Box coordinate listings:
-*-

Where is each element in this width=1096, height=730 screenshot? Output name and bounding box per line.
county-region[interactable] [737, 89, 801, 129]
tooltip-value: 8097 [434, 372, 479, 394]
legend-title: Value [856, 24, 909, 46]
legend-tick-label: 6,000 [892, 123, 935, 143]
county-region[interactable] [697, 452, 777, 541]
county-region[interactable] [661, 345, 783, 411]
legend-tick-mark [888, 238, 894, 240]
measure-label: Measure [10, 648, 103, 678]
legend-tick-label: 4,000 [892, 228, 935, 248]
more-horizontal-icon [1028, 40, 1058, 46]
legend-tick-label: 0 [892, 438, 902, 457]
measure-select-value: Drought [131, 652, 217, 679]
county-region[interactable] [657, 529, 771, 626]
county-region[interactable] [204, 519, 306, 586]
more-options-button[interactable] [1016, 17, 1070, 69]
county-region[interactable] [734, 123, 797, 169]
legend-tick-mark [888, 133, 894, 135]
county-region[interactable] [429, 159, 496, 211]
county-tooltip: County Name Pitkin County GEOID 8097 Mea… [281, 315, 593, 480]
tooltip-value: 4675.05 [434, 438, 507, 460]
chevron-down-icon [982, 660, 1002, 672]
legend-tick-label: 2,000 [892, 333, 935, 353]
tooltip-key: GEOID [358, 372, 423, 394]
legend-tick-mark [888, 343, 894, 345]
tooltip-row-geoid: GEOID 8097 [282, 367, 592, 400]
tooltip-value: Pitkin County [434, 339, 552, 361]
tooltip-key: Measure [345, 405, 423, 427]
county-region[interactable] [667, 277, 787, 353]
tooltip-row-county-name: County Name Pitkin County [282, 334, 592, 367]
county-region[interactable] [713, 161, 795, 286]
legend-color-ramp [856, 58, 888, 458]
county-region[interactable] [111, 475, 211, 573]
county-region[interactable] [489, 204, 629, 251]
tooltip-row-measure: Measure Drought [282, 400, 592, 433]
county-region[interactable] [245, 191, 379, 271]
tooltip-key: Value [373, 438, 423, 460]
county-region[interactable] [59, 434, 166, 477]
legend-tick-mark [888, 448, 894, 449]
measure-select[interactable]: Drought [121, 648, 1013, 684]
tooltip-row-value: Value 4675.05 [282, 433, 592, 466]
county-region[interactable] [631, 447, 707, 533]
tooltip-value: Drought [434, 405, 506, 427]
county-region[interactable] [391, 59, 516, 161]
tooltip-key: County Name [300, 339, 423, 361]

-*-

Exercise: Output every line of the entries above as a JSON array of strings, one string per line, omitting any blank lines.

Solution for this problem:
[
  "Where is each element in this width=1096, height=730 screenshot? Output name and bounding box per line.",
  "county-region[interactable] [737, 89, 801, 129]",
  "tooltip-value: 8097 [434, 372, 479, 394]",
  "legend-title: Value [856, 24, 909, 46]",
  "legend-tick-label: 6,000 [892, 123, 935, 143]",
  "county-region[interactable] [697, 452, 777, 541]",
  "county-region[interactable] [661, 345, 783, 411]",
  "legend-tick-mark [888, 238, 894, 240]",
  "measure-label: Measure [10, 648, 103, 678]",
  "legend-tick-label: 4,000 [892, 228, 935, 248]",
  "more-horizontal-icon [1028, 40, 1058, 46]",
  "legend-tick-label: 0 [892, 438, 902, 457]",
  "measure-select-value: Drought [131, 652, 217, 679]",
  "county-region[interactable] [657, 529, 771, 626]",
  "county-region[interactable] [204, 519, 306, 586]",
  "more-options-button[interactable] [1016, 17, 1070, 69]",
  "county-region[interactable] [734, 123, 797, 169]",
  "legend-tick-mark [888, 133, 894, 135]",
  "county-region[interactable] [429, 159, 496, 211]",
  "county-tooltip: County Name Pitkin County GEOID 8097 Mea… [281, 315, 593, 480]",
  "tooltip-value: 4675.05 [434, 438, 507, 460]",
  "chevron-down-icon [982, 660, 1002, 672]",
  "legend-tick-label: 2,000 [892, 333, 935, 353]",
  "tooltip-key: GEOID [358, 372, 423, 394]",
  "legend-tick-mark [888, 343, 894, 345]",
  "tooltip-row-geoid: GEOID 8097 [282, 367, 592, 400]",
  "tooltip-value: Pitkin County [434, 339, 552, 361]",
  "tooltip-key: Measure [345, 405, 423, 427]",
  "county-region[interactable] [667, 277, 787, 353]",
  "tooltip-row-county-name: County Name Pitkin County [282, 334, 592, 367]",
  "county-region[interactable] [713, 161, 795, 286]",
  "legend-color-ramp [856, 58, 888, 458]",
  "county-region[interactable] [111, 475, 211, 573]",
  "county-region[interactable] [489, 204, 629, 251]",
  "tooltip-row-measure: Measure Drought [282, 400, 592, 433]",
  "county-region[interactable] [245, 191, 379, 271]",
  "tooltip-key: Value [373, 438, 423, 460]",
  "county-region[interactable] [59, 434, 166, 477]",
  "legend-tick-mark [888, 448, 894, 449]",
  "measure-select[interactable]: Drought [121, 648, 1013, 684]",
  "tooltip-row-value: Value 4675.05 [282, 433, 592, 466]",
  "county-region[interactable] [631, 447, 707, 533]",
  "tooltip-value: Drought [434, 405, 506, 427]",
  "county-region[interactable] [391, 59, 516, 161]",
  "tooltip-key: County Name [300, 339, 423, 361]"
]